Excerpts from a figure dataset
** start **

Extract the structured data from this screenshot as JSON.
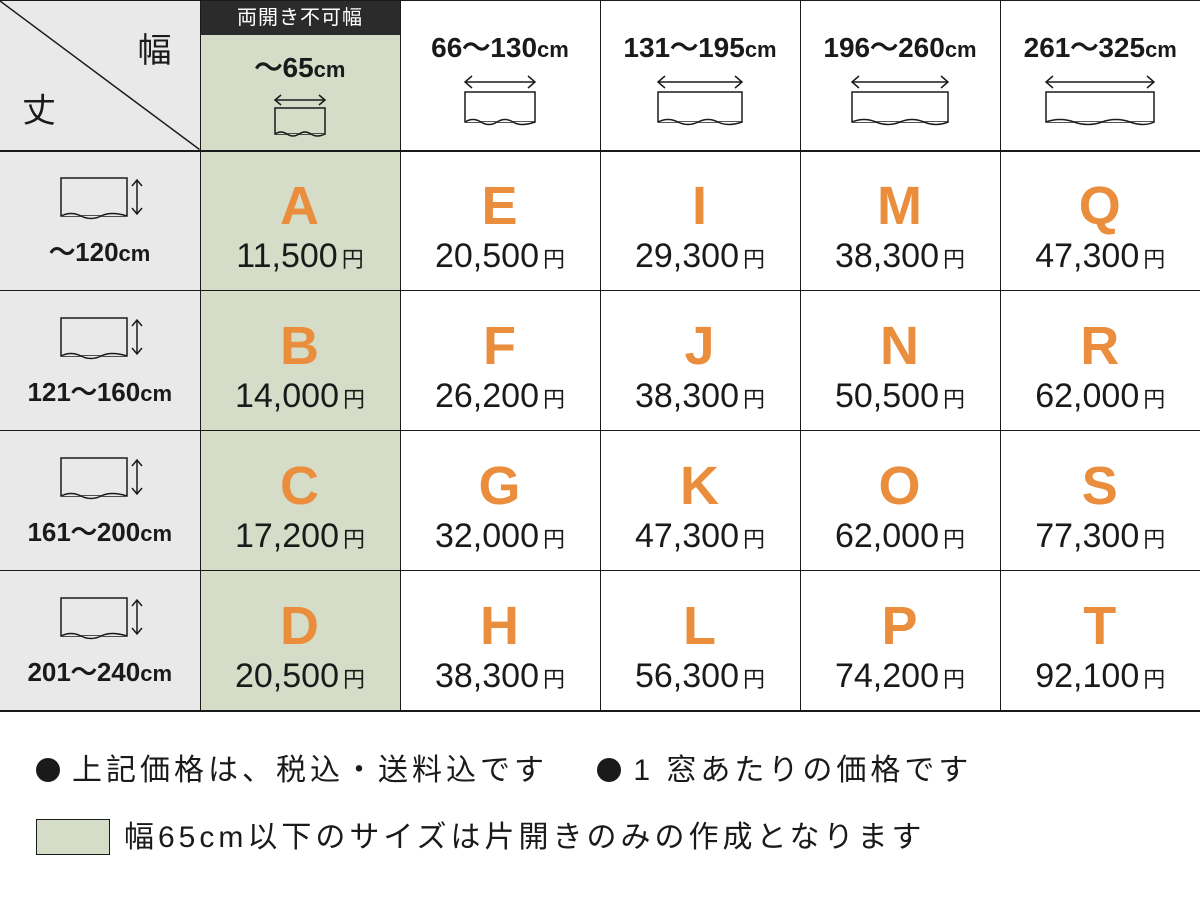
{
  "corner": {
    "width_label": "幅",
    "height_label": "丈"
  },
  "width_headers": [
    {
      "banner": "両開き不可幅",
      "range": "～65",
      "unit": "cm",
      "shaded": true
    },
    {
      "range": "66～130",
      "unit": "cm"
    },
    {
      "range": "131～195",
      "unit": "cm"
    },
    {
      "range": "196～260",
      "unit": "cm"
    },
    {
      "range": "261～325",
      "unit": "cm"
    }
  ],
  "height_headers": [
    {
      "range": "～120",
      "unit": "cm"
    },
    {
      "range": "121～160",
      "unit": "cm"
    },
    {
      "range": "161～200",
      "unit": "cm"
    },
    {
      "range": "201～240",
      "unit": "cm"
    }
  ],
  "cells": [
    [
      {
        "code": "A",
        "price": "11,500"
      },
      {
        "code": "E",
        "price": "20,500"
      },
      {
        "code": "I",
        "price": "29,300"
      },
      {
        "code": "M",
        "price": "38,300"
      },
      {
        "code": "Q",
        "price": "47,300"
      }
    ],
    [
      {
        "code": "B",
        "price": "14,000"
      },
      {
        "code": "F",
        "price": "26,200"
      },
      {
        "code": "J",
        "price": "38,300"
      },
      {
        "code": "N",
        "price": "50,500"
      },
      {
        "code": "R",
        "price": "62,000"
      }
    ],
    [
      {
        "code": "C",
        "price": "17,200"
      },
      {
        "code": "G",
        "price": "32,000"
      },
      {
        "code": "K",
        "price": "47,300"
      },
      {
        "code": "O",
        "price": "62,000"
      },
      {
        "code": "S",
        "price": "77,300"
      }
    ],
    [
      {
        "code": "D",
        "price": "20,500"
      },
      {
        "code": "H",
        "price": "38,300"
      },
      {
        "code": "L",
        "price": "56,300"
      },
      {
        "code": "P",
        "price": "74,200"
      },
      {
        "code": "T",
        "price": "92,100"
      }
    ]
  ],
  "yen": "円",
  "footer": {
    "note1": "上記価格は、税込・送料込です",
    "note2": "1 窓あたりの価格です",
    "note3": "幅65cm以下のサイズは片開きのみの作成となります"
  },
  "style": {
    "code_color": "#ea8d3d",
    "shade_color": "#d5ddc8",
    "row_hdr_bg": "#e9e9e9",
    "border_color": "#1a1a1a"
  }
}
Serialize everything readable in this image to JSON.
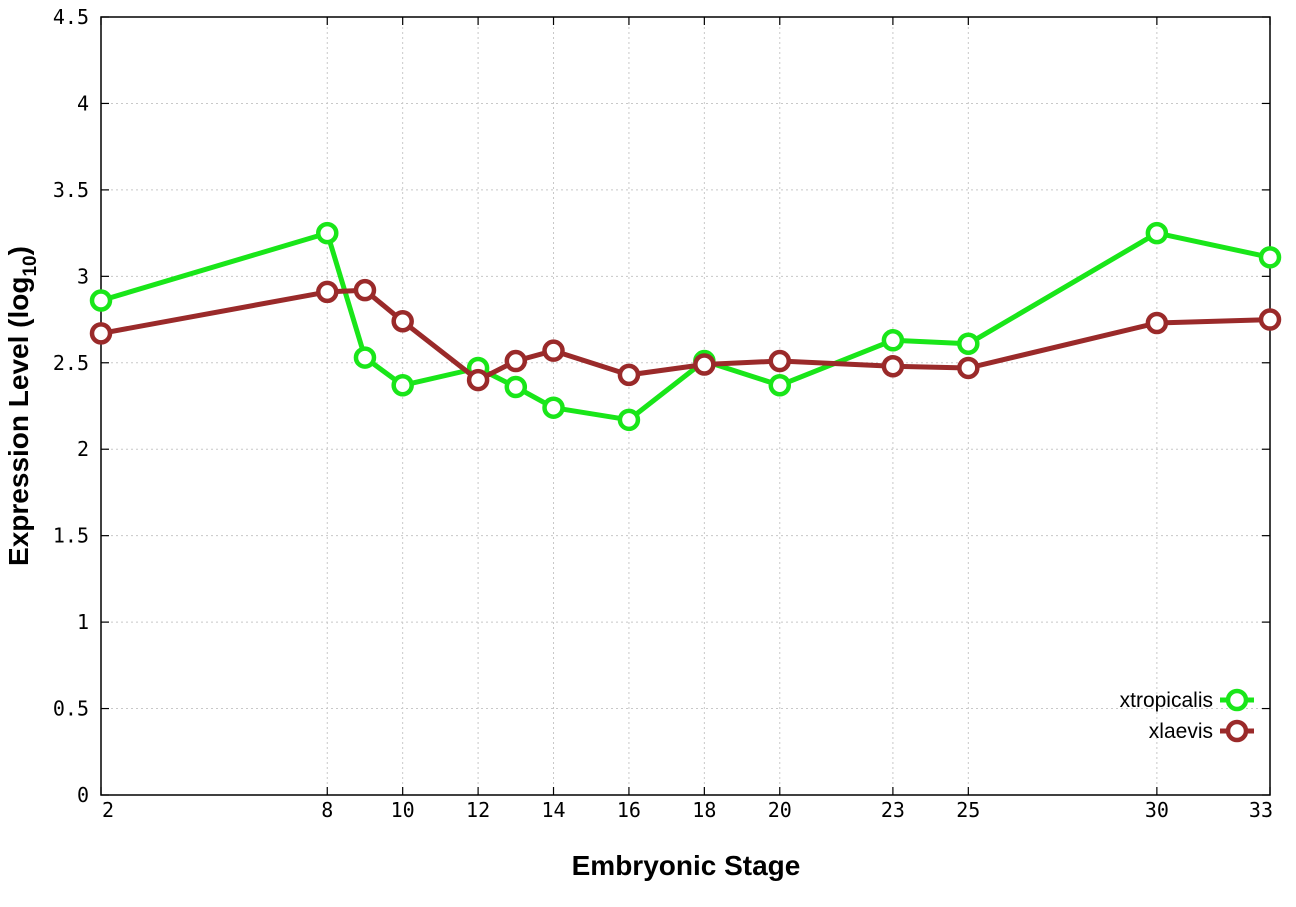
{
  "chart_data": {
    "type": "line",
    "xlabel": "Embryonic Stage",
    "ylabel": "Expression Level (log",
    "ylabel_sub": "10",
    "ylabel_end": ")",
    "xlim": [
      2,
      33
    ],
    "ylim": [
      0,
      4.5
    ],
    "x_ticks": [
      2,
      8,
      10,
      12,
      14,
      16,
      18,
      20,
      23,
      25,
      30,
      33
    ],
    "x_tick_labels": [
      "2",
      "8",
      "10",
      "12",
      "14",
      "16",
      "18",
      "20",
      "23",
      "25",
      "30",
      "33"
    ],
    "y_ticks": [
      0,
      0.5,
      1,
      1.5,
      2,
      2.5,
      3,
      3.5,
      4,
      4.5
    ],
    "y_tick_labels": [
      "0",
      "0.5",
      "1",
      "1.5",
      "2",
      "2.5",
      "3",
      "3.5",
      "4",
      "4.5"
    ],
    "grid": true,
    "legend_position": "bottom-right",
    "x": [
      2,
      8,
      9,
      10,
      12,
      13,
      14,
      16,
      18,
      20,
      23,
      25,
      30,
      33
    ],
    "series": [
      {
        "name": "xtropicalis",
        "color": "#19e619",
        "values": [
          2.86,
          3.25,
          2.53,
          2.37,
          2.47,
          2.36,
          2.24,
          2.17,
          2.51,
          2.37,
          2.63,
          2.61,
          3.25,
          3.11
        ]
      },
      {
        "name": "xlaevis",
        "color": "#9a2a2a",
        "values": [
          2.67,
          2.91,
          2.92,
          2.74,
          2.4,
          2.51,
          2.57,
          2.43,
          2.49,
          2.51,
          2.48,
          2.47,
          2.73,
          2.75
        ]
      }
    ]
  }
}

** end **

■ WHAT IS EXPECTED
Every record above must be given again exactly; drop the pictures.

■ WORKED SOLUTION
Extract the structured data from this screenshot as JSON.
{
  "corner": {
    "width_label": "幅",
    "height_label": "丈"
  },
  "width_headers": [
    {
      "banner": "両開き不可幅",
      "range": "～65",
      "unit": "cm",
      "shaded": true
    },
    {
      "range": "66～130",
      "unit": "cm"
    },
    {
      "range": "131～195",
      "unit": "cm"
    },
    {
      "range": "196～260",
      "unit": "cm"
    },
    {
      "range": "261～325",
      "unit": "cm"
    }
  ],
  "height_headers": [
    {
      "range": "～120",
      "unit": "cm"
    },
    {
      "range": "121～160",
      "unit": "cm"
    },
    {
      "range": "161～200",
      "unit": "cm"
    },
    {
      "range": "201～240",
      "unit": "cm"
    }
  ],
  "cells": [
    [
      {
        "code": "A",
        "price": "11,500"
      },
      {
        "code": "E",
        "price": "20,500"
      },
      {
        "code": "I",
        "price": "29,300"
      },
      {
        "code": "M",
        "price": "38,300"
      },
      {
        "code": "Q",
        "price": "47,300"
      }
    ],
    [
      {
        "code": "B",
        "price": "14,000"
      },
      {
        "code": "F",
        "price": "26,200"
      },
      {
        "code": "J",
        "price": "38,300"
      },
      {
        "code": "N",
        "price": "50,500"
      },
      {
        "code": "R",
        "price": "62,000"
      }
    ],
    [
      {
        "code": "C",
        "price": "17,200"
      },
      {
        "code": "G",
        "price": "32,000"
      },
      {
        "code": "K",
        "price": "47,300"
      },
      {
        "code": "O",
        "price": "62,000"
      },
      {
        "code": "S",
        "price": "77,300"
      }
    ],
    [
      {
        "code": "D",
        "price": "20,500"
      },
      {
        "code": "H",
        "price": "38,300"
      },
      {
        "code": "L",
        "price": "56,300"
      },
      {
        "code": "P",
        "price": "74,200"
      },
      {
        "code": "T",
        "price": "92,100"
      }
    ]
  ],
  "yen": "円",
  "footer": {
    "note1": "上記価格は、税込・送料込です",
    "note2": "1 窓あたりの価格です",
    "note3": "幅65cm以下のサイズは片開きのみの作成となります"
  },
  "style": {
    "code_color": "#ea8d3d",
    "shade_color": "#d5ddc8",
    "row_hdr_bg": "#e9e9e9",
    "border_color": "#1a1a1a"
  }
}
Serialize everything readable in this image to JSON.
{
  "chart_data": {
    "type": "line",
    "xlabel": "Embryonic Stage",
    "ylabel": "Expression Level (log",
    "ylabel_sub": "10",
    "ylabel_end": ")",
    "xlim": [
      2,
      33
    ],
    "ylim": [
      0,
      4.5
    ],
    "x_ticks": [
      2,
      8,
      10,
      12,
      14,
      16,
      18,
      20,
      23,
      25,
      30,
      33
    ],
    "x_tick_labels": [
      "2",
      "8",
      "10",
      "12",
      "14",
      "16",
      "18",
      "20",
      "23",
      "25",
      "30",
      "33"
    ],
    "y_ticks": [
      0,
      0.5,
      1,
      1.5,
      2,
      2.5,
      3,
      3.5,
      4,
      4.5
    ],
    "y_tick_labels": [
      "0",
      "0.5",
      "1",
      "1.5",
      "2",
      "2.5",
      "3",
      "3.5",
      "4",
      "4.5"
    ],
    "grid": true,
    "legend_position": "bottom-right",
    "x": [
      2,
      8,
      9,
      10,
      12,
      13,
      14,
      16,
      18,
      20,
      23,
      25,
      30,
      33
    ],
    "series": [
      {
        "name": "xtropicalis",
        "color": "#19e619",
        "values": [
          2.86,
          3.25,
          2.53,
          2.37,
          2.47,
          2.36,
          2.24,
          2.17,
          2.51,
          2.37,
          2.63,
          2.61,
          3.25,
          3.11
        ]
      },
      {
        "name": "xlaevis",
        "color": "#9a2a2a",
        "values": [
          2.67,
          2.91,
          2.92,
          2.74,
          2.4,
          2.51,
          2.57,
          2.43,
          2.49,
          2.51,
          2.48,
          2.47,
          2.73,
          2.75
        ]
      }
    ]
  }
}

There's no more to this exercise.